Stored items from a collection:
....
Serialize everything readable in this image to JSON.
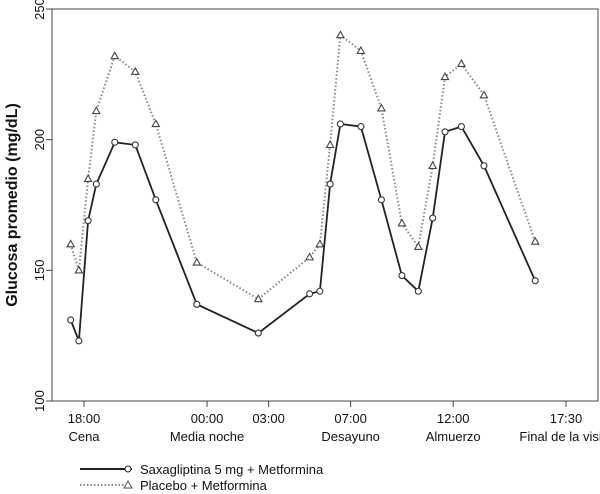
{
  "chart_data": {
    "type": "line",
    "title": "",
    "xlabel": "",
    "ylabel": "Glucosa promedio (mg/dL)",
    "ylim": [
      100,
      250
    ],
    "yticks": [
      100,
      150,
      200,
      250
    ],
    "xlim": [
      17,
      42
    ],
    "xticks": [
      {
        "x": 18,
        "time": "18:00",
        "label": "Cena"
      },
      {
        "x": 24,
        "time": "00:00",
        "label": "Media noche"
      },
      {
        "x": 27,
        "time": "03:00",
        "label": ""
      },
      {
        "x": 31,
        "time": "07:00",
        "label": "Desayuno"
      },
      {
        "x": 36,
        "time": "12:00",
        "label": "Almuerzo"
      },
      {
        "x": 41.5,
        "time": "17:30",
        "label": "Final de la visita"
      }
    ],
    "grid": false,
    "legend_position": "bottom-left",
    "series": [
      {
        "name": "Saxagliptina 5 mg + Metformina",
        "line_style": "solid",
        "marker": "circle",
        "color": "#222222",
        "points": [
          [
            17.35,
            131
          ],
          [
            17.75,
            123
          ],
          [
            18.2,
            169
          ],
          [
            18.6,
            183
          ],
          [
            19.5,
            199
          ],
          [
            20.5,
            198
          ],
          [
            21.5,
            177
          ],
          [
            23.5,
            137
          ],
          [
            26.5,
            126
          ],
          [
            29.0,
            141
          ],
          [
            29.5,
            142
          ],
          [
            30.0,
            183
          ],
          [
            30.5,
            206
          ],
          [
            31.5,
            205
          ],
          [
            32.5,
            177
          ],
          [
            33.5,
            148
          ],
          [
            34.3,
            142
          ],
          [
            35.0,
            170
          ],
          [
            35.6,
            203
          ],
          [
            36.4,
            205
          ],
          [
            37.5,
            190
          ],
          [
            40.0,
            146
          ]
        ]
      },
      {
        "name": "Placebo + Metformina",
        "line_style": "dotted",
        "marker": "triangle",
        "color": "#888888",
        "points": [
          [
            17.35,
            160
          ],
          [
            17.75,
            150
          ],
          [
            18.2,
            185
          ],
          [
            18.6,
            211
          ],
          [
            19.5,
            232
          ],
          [
            20.5,
            226
          ],
          [
            21.5,
            206
          ],
          [
            23.5,
            153
          ],
          [
            26.5,
            139
          ],
          [
            29.0,
            155
          ],
          [
            29.5,
            160
          ],
          [
            30.0,
            198
          ],
          [
            30.5,
            240
          ],
          [
            31.5,
            234
          ],
          [
            32.5,
            212
          ],
          [
            33.5,
            168
          ],
          [
            34.3,
            159
          ],
          [
            35.0,
            190
          ],
          [
            35.6,
            224
          ],
          [
            36.4,
            229
          ],
          [
            37.5,
            217
          ],
          [
            40.0,
            161
          ]
        ]
      }
    ]
  }
}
....
* Given request: Leaving all pictures aside, quote each record exactly.

* Worked answer:
Serialize everything readable in this image to JSON.
{
  "chart_data": {
    "type": "line",
    "title": "",
    "xlabel": "",
    "ylabel": "Glucosa promedio (mg/dL)",
    "ylim": [
      100,
      250
    ],
    "yticks": [
      100,
      150,
      200,
      250
    ],
    "xlim": [
      17,
      42
    ],
    "xticks": [
      {
        "x": 18,
        "time": "18:00",
        "label": "Cena"
      },
      {
        "x": 24,
        "time": "00:00",
        "label": "Media noche"
      },
      {
        "x": 27,
        "time": "03:00",
        "label": ""
      },
      {
        "x": 31,
        "time": "07:00",
        "label": "Desayuno"
      },
      {
        "x": 36,
        "time": "12:00",
        "label": "Almuerzo"
      },
      {
        "x": 41.5,
        "time": "17:30",
        "label": "Final de la visita"
      }
    ],
    "grid": false,
    "legend_position": "bottom-left",
    "series": [
      {
        "name": "Saxagliptina 5 mg + Metformina",
        "line_style": "solid",
        "marker": "circle",
        "color": "#222222",
        "points": [
          [
            17.35,
            131
          ],
          [
            17.75,
            123
          ],
          [
            18.2,
            169
          ],
          [
            18.6,
            183
          ],
          [
            19.5,
            199
          ],
          [
            20.5,
            198
          ],
          [
            21.5,
            177
          ],
          [
            23.5,
            137
          ],
          [
            26.5,
            126
          ],
          [
            29.0,
            141
          ],
          [
            29.5,
            142
          ],
          [
            30.0,
            183
          ],
          [
            30.5,
            206
          ],
          [
            31.5,
            205
          ],
          [
            32.5,
            177
          ],
          [
            33.5,
            148
          ],
          [
            34.3,
            142
          ],
          [
            35.0,
            170
          ],
          [
            35.6,
            203
          ],
          [
            36.4,
            205
          ],
          [
            37.5,
            190
          ],
          [
            40.0,
            146
          ]
        ]
      },
      {
        "name": "Placebo + Metformina",
        "line_style": "dotted",
        "marker": "triangle",
        "color": "#888888",
        "points": [
          [
            17.35,
            160
          ],
          [
            17.75,
            150
          ],
          [
            18.2,
            185
          ],
          [
            18.6,
            211
          ],
          [
            19.5,
            232
          ],
          [
            20.5,
            226
          ],
          [
            21.5,
            206
          ],
          [
            23.5,
            153
          ],
          [
            26.5,
            139
          ],
          [
            29.0,
            155
          ],
          [
            29.5,
            160
          ],
          [
            30.0,
            198
          ],
          [
            30.5,
            240
          ],
          [
            31.5,
            234
          ],
          [
            32.5,
            212
          ],
          [
            33.5,
            168
          ],
          [
            34.3,
            159
          ],
          [
            35.0,
            190
          ],
          [
            35.6,
            224
          ],
          [
            36.4,
            229
          ],
          [
            37.5,
            217
          ],
          [
            40.0,
            161
          ]
        ]
      }
    ]
  }
}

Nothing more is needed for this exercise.